• [To be done]
Gather each line in the entries that includes the string "data".

------ Records for the exercise

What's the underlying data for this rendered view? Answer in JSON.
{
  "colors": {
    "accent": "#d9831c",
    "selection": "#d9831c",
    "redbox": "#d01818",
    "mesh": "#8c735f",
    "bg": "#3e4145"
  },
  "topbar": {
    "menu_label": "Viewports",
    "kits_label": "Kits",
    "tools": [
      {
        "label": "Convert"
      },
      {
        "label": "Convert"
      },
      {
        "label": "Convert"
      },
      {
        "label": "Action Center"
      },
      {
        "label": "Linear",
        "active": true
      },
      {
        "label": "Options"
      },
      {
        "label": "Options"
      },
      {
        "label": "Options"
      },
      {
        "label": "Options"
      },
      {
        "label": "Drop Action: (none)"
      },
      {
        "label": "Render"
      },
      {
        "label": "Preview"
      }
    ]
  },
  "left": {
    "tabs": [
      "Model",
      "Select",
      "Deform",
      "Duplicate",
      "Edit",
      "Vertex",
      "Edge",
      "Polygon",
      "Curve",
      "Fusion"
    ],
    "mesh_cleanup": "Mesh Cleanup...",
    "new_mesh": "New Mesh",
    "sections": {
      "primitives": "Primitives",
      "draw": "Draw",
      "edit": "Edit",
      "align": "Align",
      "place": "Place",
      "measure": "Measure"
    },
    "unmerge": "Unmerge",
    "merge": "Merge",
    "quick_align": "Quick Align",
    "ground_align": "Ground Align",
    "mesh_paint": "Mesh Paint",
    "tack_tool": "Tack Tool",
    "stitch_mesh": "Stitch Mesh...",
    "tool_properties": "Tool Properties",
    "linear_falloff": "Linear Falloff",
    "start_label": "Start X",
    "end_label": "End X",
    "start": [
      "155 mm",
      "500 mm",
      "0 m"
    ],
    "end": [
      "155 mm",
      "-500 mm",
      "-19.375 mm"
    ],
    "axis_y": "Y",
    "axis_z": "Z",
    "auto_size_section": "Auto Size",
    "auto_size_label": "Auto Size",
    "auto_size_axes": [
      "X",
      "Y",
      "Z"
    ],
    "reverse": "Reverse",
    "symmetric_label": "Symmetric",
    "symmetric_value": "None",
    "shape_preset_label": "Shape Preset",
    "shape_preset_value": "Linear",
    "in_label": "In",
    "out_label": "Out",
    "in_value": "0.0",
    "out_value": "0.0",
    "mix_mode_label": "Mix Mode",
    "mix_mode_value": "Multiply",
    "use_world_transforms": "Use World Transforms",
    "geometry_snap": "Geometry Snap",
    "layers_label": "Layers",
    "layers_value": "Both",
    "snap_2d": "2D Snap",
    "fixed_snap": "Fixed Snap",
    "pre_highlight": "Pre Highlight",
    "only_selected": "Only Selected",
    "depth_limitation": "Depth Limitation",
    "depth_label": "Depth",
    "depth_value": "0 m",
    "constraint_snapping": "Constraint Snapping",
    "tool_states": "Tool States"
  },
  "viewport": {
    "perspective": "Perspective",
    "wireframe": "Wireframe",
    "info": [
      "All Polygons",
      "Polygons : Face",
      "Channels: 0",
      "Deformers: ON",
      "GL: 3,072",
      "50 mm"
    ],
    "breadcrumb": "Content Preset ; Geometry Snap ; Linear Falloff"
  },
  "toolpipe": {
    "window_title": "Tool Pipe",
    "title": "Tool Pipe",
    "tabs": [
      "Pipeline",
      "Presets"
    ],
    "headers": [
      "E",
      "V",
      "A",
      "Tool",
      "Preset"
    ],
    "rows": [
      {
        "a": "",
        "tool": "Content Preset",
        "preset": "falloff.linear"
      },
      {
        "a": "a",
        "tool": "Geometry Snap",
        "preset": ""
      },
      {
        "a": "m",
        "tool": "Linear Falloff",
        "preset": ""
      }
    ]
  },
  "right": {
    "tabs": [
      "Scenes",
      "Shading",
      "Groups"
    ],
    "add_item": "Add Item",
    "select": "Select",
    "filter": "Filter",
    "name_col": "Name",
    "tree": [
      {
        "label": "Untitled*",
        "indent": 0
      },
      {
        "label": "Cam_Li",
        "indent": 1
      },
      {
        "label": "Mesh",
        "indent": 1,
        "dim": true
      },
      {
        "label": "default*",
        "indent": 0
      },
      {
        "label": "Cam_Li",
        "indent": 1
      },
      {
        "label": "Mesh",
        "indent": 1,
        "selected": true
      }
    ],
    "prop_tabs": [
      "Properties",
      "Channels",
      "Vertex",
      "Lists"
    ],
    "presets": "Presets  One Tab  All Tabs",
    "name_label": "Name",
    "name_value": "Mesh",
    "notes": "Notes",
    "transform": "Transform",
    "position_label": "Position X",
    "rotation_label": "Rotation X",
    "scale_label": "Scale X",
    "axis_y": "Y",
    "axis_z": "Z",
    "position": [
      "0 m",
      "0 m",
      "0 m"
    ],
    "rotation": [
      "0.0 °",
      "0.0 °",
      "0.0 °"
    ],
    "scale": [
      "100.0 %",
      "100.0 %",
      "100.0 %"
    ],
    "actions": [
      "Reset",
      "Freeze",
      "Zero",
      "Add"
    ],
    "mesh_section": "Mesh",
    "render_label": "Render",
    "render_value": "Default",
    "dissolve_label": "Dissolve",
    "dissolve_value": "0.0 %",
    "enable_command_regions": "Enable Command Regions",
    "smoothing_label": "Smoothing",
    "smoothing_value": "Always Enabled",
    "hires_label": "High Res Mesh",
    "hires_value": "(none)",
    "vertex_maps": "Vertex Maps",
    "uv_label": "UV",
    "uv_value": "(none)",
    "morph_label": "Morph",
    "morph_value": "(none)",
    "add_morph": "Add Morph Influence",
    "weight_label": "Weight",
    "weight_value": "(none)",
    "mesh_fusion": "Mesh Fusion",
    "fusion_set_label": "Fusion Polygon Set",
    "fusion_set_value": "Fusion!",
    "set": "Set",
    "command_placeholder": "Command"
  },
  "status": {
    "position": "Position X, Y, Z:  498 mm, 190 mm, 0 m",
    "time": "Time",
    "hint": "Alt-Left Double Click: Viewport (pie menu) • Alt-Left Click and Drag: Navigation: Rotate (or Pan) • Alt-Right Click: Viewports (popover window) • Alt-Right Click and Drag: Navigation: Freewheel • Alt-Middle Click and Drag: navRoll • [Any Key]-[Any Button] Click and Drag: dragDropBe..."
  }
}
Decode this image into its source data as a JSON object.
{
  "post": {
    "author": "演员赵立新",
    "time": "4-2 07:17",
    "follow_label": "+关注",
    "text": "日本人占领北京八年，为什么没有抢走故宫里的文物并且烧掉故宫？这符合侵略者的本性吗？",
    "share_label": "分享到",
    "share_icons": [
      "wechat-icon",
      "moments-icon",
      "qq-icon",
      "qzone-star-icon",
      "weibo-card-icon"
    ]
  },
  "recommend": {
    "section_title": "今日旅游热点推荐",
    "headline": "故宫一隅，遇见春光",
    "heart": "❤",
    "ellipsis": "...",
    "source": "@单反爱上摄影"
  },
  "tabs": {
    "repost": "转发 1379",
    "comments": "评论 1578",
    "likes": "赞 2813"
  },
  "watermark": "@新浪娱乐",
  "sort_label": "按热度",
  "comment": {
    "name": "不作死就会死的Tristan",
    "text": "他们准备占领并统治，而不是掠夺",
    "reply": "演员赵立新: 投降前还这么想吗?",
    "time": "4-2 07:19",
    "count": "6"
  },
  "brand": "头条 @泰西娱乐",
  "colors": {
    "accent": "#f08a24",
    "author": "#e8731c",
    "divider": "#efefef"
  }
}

------------

• [Correct answer]
What's the underlying data for this rendered view? Answer in JSON.
Decode this image into its source data as a JSON object.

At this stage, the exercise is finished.